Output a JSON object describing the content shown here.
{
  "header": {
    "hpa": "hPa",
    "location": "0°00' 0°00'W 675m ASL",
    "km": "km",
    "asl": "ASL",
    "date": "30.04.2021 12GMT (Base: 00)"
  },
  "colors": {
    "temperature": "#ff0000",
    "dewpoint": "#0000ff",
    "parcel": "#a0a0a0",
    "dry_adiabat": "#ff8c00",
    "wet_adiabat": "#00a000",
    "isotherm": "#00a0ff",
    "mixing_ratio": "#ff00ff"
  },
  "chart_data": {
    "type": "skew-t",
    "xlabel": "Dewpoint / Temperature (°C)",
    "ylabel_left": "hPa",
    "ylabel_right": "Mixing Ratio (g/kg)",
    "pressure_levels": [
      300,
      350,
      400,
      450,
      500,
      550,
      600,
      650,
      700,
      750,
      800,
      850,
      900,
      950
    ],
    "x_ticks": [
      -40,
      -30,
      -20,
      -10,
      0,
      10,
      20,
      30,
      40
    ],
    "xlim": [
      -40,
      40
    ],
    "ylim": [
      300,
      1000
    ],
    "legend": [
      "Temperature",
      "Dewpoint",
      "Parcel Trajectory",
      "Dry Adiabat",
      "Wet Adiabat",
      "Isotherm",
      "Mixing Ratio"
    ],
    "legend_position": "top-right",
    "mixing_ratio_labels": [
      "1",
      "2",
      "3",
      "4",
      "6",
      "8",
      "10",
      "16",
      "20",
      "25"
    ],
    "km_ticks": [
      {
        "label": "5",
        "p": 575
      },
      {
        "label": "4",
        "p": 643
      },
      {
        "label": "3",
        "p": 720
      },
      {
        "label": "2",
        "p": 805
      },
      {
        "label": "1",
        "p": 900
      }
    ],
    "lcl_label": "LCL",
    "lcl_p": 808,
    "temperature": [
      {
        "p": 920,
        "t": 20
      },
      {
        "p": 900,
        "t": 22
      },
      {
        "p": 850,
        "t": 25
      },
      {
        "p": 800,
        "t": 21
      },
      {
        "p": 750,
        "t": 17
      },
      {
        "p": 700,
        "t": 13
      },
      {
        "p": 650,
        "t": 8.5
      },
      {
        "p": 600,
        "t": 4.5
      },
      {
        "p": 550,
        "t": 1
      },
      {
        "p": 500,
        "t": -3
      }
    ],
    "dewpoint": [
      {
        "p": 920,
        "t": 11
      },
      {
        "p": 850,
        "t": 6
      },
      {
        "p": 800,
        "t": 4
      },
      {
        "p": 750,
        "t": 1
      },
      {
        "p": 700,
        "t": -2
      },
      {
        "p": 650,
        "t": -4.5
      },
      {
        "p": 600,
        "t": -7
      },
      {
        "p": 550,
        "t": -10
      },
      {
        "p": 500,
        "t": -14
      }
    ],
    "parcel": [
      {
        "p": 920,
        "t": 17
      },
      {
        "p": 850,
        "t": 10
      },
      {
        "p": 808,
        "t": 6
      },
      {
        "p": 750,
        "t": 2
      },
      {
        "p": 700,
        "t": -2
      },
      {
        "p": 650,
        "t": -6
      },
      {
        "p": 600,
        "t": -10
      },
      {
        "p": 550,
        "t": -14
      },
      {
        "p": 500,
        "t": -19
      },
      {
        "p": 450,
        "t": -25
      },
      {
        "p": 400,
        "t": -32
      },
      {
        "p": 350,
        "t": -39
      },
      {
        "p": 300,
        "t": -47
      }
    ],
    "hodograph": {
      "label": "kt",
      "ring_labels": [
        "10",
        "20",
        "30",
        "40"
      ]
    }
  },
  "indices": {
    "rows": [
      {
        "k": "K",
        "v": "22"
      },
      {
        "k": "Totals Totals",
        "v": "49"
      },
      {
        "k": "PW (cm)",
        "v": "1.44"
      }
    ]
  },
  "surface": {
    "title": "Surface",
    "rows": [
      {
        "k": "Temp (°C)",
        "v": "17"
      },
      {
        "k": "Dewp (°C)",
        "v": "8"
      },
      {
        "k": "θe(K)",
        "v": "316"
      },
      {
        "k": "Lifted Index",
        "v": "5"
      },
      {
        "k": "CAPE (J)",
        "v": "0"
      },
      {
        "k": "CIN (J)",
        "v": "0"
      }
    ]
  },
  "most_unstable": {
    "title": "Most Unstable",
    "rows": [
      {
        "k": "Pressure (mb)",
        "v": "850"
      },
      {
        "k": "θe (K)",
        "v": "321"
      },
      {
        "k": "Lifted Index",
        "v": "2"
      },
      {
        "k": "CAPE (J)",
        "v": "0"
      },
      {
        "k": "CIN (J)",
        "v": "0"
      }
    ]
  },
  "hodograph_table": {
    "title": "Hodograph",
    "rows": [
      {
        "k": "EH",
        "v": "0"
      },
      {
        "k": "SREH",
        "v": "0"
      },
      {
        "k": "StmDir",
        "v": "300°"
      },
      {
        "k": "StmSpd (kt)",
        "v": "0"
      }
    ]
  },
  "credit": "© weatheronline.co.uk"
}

• To be done
Your task is to reproduce the whole listing exactly.

• Final result
Output a JSON object describing the content shown here.
{
  "header": {
    "hpa": "hPa",
    "location": "0°00' 0°00'W 675m ASL",
    "km": "km",
    "asl": "ASL",
    "date": "30.04.2021 12GMT (Base: 00)"
  },
  "colors": {
    "temperature": "#ff0000",
    "dewpoint": "#0000ff",
    "parcel": "#a0a0a0",
    "dry_adiabat": "#ff8c00",
    "wet_adiabat": "#00a000",
    "isotherm": "#00a0ff",
    "mixing_ratio": "#ff00ff"
  },
  "chart_data": {
    "type": "skew-t",
    "xlabel": "Dewpoint / Temperature (°C)",
    "ylabel_left": "hPa",
    "ylabel_right": "Mixing Ratio (g/kg)",
    "pressure_levels": [
      300,
      350,
      400,
      450,
      500,
      550,
      600,
      650,
      700,
      750,
      800,
      850,
      900,
      950
    ],
    "x_ticks": [
      -40,
      -30,
      -20,
      -10,
      0,
      10,
      20,
      30,
      40
    ],
    "xlim": [
      -40,
      40
    ],
    "ylim": [
      300,
      1000
    ],
    "legend": [
      "Temperature",
      "Dewpoint",
      "Parcel Trajectory",
      "Dry Adiabat",
      "Wet Adiabat",
      "Isotherm",
      "Mixing Ratio"
    ],
    "legend_position": "top-right",
    "mixing_ratio_labels": [
      "1",
      "2",
      "3",
      "4",
      "6",
      "8",
      "10",
      "16",
      "20",
      "25"
    ],
    "km_ticks": [
      {
        "label": "5",
        "p": 575
      },
      {
        "label": "4",
        "p": 643
      },
      {
        "label": "3",
        "p": 720
      },
      {
        "label": "2",
        "p": 805
      },
      {
        "label": "1",
        "p": 900
      }
    ],
    "lcl_label": "LCL",
    "lcl_p": 808,
    "temperature": [
      {
        "p": 920,
        "t": 20
      },
      {
        "p": 900,
        "t": 22
      },
      {
        "p": 850,
        "t": 25
      },
      {
        "p": 800,
        "t": 21
      },
      {
        "p": 750,
        "t": 17
      },
      {
        "p": 700,
        "t": 13
      },
      {
        "p": 650,
        "t": 8.5
      },
      {
        "p": 600,
        "t": 4.5
      },
      {
        "p": 550,
        "t": 1
      },
      {
        "p": 500,
        "t": -3
      }
    ],
    "dewpoint": [
      {
        "p": 920,
        "t": 11
      },
      {
        "p": 850,
        "t": 6
      },
      {
        "p": 800,
        "t": 4
      },
      {
        "p": 750,
        "t": 1
      },
      {
        "p": 700,
        "t": -2
      },
      {
        "p": 650,
        "t": -4.5
      },
      {
        "p": 600,
        "t": -7
      },
      {
        "p": 550,
        "t": -10
      },
      {
        "p": 500,
        "t": -14
      }
    ],
    "parcel": [
      {
        "p": 920,
        "t": 17
      },
      {
        "p": 850,
        "t": 10
      },
      {
        "p": 808,
        "t": 6
      },
      {
        "p": 750,
        "t": 2
      },
      {
        "p": 700,
        "t": -2
      },
      {
        "p": 650,
        "t": -6
      },
      {
        "p": 600,
        "t": -10
      },
      {
        "p": 550,
        "t": -14
      },
      {
        "p": 500,
        "t": -19
      },
      {
        "p": 450,
        "t": -25
      },
      {
        "p": 400,
        "t": -32
      },
      {
        "p": 350,
        "t": -39
      },
      {
        "p": 300,
        "t": -47
      }
    ],
    "hodograph": {
      "label": "kt",
      "ring_labels": [
        "10",
        "20",
        "30",
        "40"
      ]
    }
  },
  "indices": {
    "rows": [
      {
        "k": "K",
        "v": "22"
      },
      {
        "k": "Totals Totals",
        "v": "49"
      },
      {
        "k": "PW (cm)",
        "v": "1.44"
      }
    ]
  },
  "surface": {
    "title": "Surface",
    "rows": [
      {
        "k": "Temp (°C)",
        "v": "17"
      },
      {
        "k": "Dewp (°C)",
        "v": "8"
      },
      {
        "k": "θe(K)",
        "v": "316"
      },
      {
        "k": "Lifted Index",
        "v": "5"
      },
      {
        "k": "CAPE (J)",
        "v": "0"
      },
      {
        "k": "CIN (J)",
        "v": "0"
      }
    ]
  },
  "most_unstable": {
    "title": "Most Unstable",
    "rows": [
      {
        "k": "Pressure (mb)",
        "v": "850"
      },
      {
        "k": "θe (K)",
        "v": "321"
      },
      {
        "k": "Lifted Index",
        "v": "2"
      },
      {
        "k": "CAPE (J)",
        "v": "0"
      },
      {
        "k": "CIN (J)",
        "v": "0"
      }
    ]
  },
  "hodograph_table": {
    "title": "Hodograph",
    "rows": [
      {
        "k": "EH",
        "v": "0"
      },
      {
        "k": "SREH",
        "v": "0"
      },
      {
        "k": "StmDir",
        "v": "300°"
      },
      {
        "k": "StmSpd (kt)",
        "v": "0"
      }
    ]
  },
  "credit": "© weatheronline.co.uk"
}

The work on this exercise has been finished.